[Start PROVIDED RECORDS]
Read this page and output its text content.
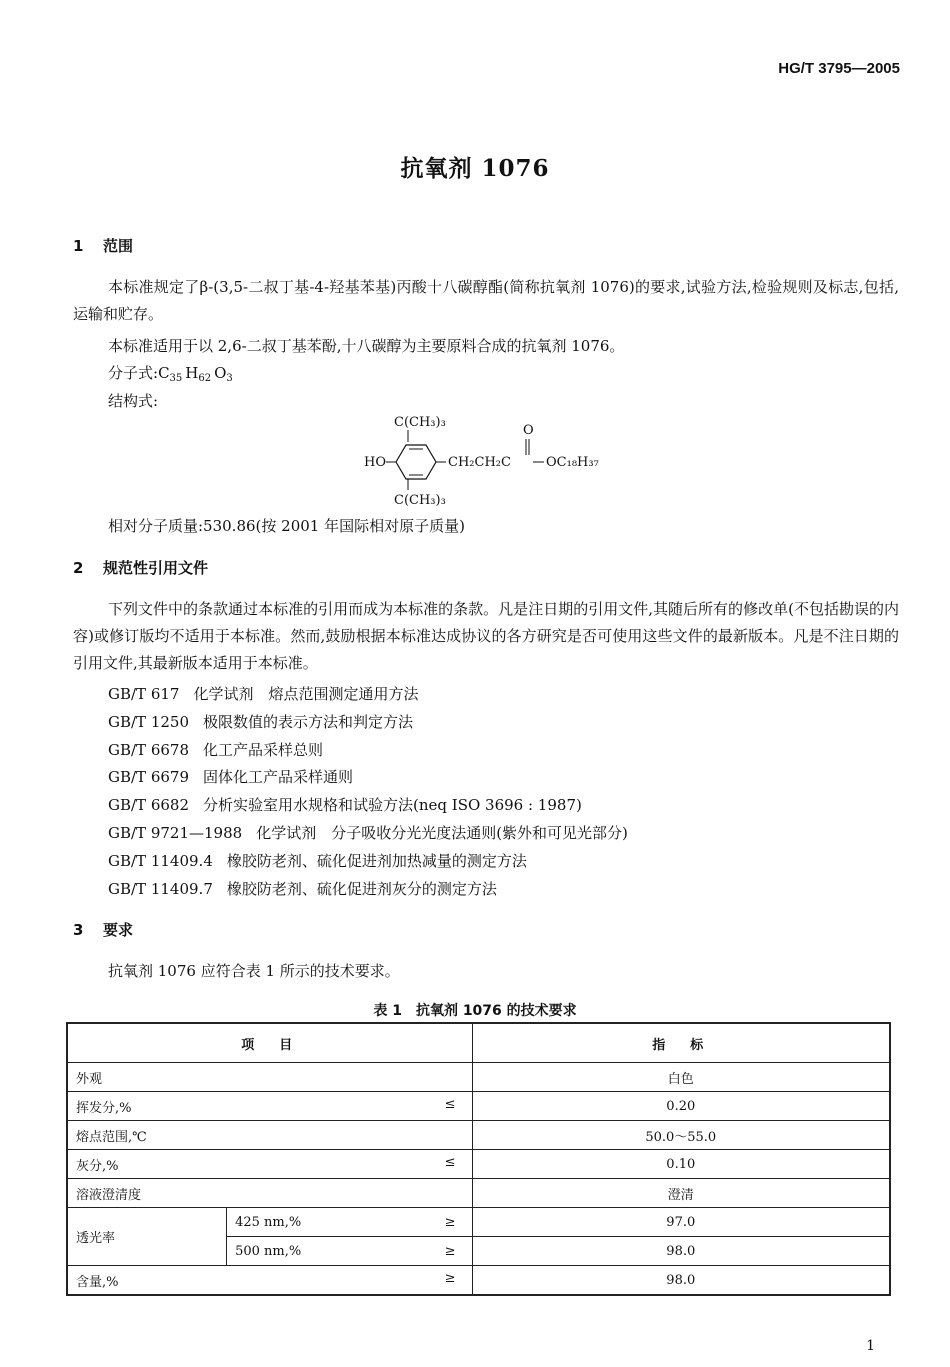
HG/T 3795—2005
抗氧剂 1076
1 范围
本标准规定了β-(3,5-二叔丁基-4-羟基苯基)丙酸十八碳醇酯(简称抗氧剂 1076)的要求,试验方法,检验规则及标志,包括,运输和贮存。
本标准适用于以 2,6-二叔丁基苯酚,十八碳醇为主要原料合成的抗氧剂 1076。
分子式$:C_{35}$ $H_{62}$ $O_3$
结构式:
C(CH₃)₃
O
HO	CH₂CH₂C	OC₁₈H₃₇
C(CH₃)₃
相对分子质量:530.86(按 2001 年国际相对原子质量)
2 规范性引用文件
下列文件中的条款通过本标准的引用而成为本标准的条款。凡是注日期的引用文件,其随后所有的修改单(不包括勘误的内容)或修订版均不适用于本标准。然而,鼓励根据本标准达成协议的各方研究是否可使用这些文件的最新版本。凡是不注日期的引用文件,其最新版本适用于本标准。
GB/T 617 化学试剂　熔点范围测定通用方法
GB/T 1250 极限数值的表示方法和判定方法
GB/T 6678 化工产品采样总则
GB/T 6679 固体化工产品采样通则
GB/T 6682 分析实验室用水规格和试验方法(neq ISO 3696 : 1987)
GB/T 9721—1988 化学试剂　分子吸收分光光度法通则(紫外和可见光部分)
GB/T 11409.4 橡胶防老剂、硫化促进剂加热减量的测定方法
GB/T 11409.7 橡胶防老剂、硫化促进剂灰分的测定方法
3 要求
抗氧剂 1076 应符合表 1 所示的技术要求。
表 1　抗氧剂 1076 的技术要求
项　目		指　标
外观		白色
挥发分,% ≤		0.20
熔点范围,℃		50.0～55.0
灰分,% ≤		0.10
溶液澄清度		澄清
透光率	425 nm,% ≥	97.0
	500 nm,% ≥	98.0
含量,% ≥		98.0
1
[End PROVIDED RECORDS]
[Start PROVIDED RECORDS]
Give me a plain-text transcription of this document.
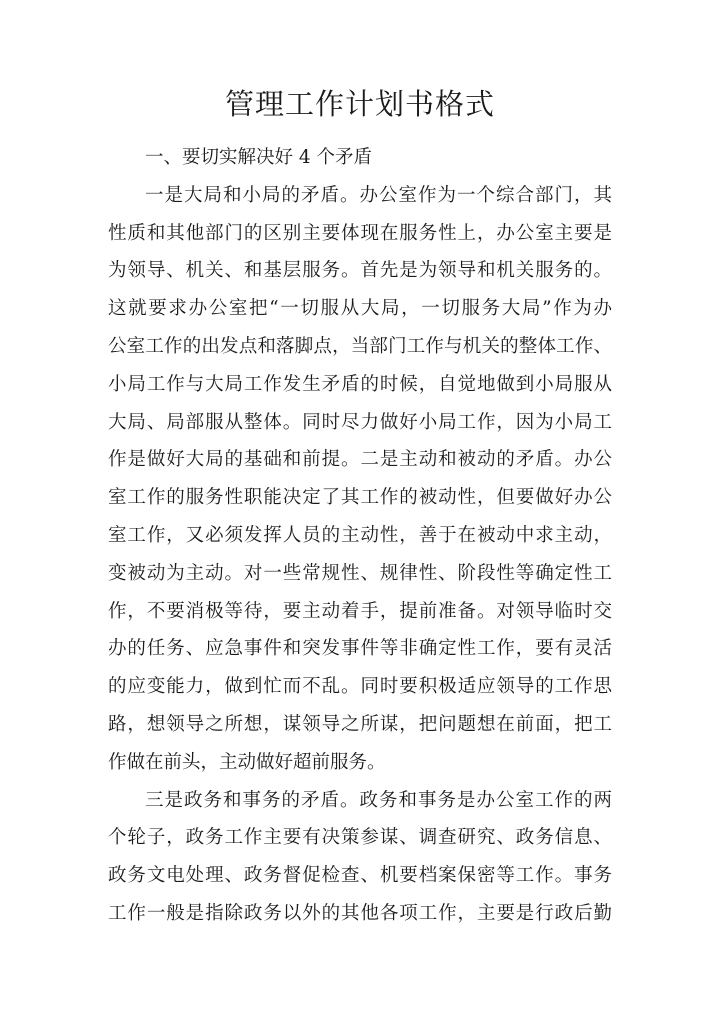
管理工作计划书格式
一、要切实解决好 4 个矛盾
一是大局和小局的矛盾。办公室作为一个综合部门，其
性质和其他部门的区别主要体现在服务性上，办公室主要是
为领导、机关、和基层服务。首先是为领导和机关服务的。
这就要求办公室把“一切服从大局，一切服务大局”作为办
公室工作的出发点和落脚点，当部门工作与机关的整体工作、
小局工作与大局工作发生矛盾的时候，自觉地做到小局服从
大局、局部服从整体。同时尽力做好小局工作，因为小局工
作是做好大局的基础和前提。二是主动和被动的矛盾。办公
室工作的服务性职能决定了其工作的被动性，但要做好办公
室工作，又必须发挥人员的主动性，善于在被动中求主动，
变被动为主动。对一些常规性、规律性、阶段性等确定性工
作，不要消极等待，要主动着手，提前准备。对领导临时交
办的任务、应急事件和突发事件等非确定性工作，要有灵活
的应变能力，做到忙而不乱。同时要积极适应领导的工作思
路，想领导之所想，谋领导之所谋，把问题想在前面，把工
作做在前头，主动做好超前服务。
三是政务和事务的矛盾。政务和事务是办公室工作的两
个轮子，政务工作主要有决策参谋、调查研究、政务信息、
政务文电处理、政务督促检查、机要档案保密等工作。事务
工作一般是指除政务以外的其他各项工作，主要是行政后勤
[End PROVIDED RECORDS]
--- SHORT PROBLEM ---
Return all lines containing "化学试剂".

--- THE OUTPUT ---
GB/T 617 化学试剂　熔点范围测定通用方法
GB/T 9721—1988 化学试剂　分子吸收分光光度法通则(紫外和可见光部分)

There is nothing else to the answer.